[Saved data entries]
=-=-=

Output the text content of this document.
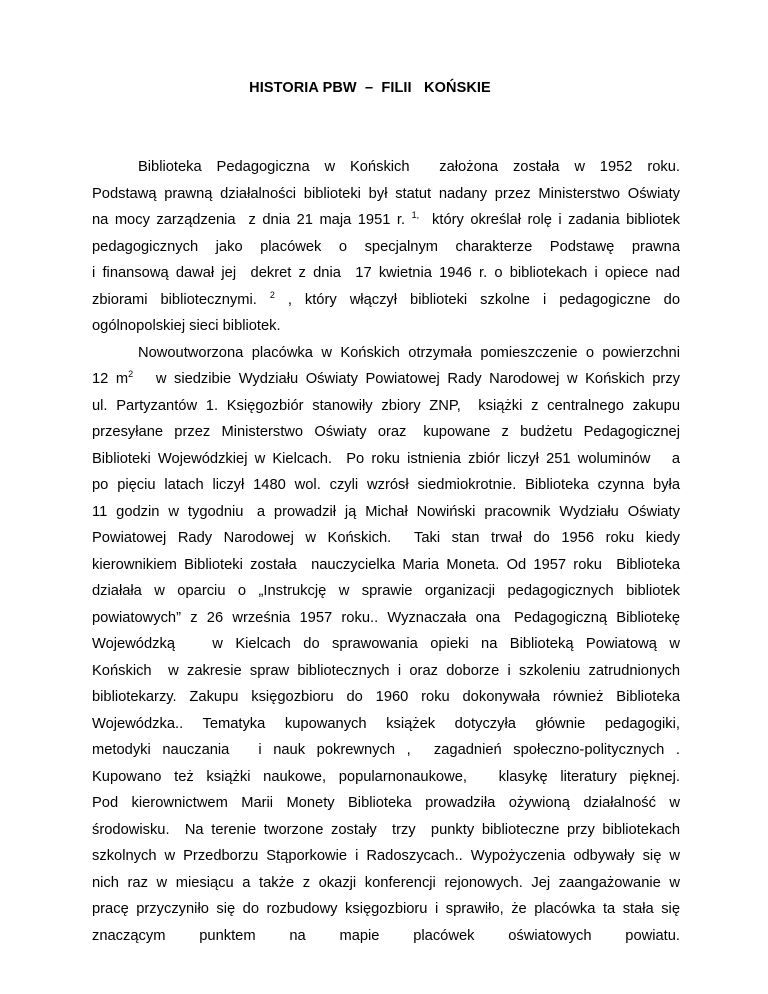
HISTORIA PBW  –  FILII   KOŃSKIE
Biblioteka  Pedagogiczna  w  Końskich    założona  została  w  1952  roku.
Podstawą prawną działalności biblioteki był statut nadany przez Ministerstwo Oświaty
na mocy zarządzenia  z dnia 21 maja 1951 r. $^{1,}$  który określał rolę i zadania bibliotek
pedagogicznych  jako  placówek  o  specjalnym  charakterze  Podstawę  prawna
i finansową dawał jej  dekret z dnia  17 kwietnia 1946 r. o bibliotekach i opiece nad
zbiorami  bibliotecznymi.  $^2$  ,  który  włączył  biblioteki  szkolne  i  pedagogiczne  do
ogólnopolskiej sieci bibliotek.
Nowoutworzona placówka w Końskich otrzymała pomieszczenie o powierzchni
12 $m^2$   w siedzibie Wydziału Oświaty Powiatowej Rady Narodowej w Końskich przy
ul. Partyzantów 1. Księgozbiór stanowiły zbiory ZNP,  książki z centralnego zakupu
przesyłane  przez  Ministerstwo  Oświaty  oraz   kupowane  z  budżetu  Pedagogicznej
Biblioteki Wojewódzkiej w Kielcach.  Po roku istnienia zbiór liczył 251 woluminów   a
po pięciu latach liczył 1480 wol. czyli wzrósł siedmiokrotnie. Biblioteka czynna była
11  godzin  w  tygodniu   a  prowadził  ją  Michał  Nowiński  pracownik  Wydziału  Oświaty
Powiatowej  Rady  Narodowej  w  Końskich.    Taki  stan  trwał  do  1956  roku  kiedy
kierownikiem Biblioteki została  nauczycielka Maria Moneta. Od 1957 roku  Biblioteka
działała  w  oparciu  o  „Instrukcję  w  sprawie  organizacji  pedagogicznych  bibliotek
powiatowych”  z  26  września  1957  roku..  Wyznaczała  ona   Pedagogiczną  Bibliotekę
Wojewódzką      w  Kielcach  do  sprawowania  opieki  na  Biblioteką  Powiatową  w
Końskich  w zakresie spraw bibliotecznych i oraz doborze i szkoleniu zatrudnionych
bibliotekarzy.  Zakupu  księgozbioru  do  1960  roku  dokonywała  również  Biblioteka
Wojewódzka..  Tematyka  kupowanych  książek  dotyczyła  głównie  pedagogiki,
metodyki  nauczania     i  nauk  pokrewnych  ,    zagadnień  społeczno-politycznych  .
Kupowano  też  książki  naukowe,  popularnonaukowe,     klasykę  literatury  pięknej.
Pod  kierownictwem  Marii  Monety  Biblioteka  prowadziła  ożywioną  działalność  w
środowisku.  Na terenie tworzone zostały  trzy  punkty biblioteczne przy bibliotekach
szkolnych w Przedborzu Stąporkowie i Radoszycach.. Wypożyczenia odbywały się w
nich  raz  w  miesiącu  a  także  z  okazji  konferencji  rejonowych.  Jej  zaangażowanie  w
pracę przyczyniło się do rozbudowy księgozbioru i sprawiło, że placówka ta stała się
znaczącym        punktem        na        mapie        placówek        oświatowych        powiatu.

=-=-=

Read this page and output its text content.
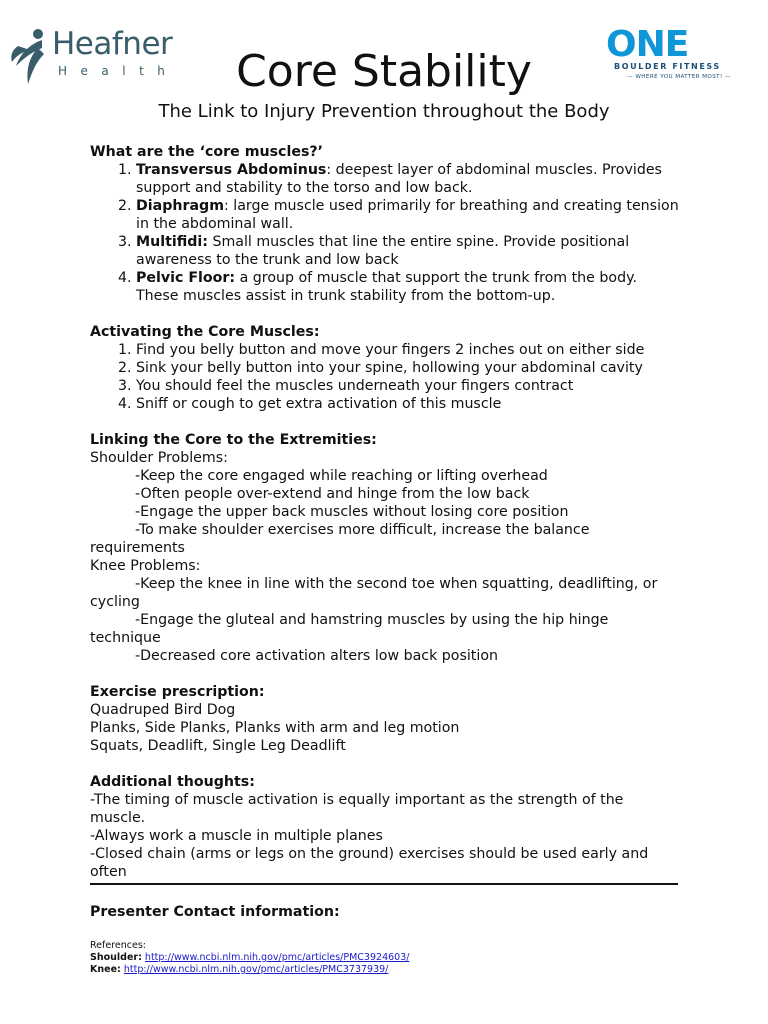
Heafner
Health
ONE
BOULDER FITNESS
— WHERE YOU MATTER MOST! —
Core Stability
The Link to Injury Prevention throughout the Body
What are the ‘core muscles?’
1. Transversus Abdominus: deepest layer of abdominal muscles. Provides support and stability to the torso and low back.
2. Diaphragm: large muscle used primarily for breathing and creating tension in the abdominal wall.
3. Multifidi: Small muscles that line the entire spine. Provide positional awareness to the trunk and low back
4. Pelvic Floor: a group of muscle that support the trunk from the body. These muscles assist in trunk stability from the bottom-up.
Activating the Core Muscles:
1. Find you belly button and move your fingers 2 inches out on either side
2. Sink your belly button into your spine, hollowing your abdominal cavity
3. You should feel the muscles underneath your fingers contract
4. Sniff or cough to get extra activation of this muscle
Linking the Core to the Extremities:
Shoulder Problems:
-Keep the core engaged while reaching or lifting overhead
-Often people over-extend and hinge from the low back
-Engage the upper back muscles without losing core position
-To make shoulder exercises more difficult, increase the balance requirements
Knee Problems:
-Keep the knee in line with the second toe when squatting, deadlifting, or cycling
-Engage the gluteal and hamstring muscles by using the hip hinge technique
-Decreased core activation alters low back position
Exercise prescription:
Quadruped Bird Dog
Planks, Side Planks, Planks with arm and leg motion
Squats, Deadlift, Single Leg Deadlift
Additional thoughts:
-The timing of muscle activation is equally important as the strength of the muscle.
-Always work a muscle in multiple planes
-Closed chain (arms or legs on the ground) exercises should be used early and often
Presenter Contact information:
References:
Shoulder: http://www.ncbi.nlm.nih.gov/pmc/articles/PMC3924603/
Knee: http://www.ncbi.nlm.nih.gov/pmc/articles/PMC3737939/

=-=-=

## EXERCISE OBJECTIVE
Using the records above, copy each line that contains "content".

## RESULT
Output the text content of this document.
Read this page and output its text content.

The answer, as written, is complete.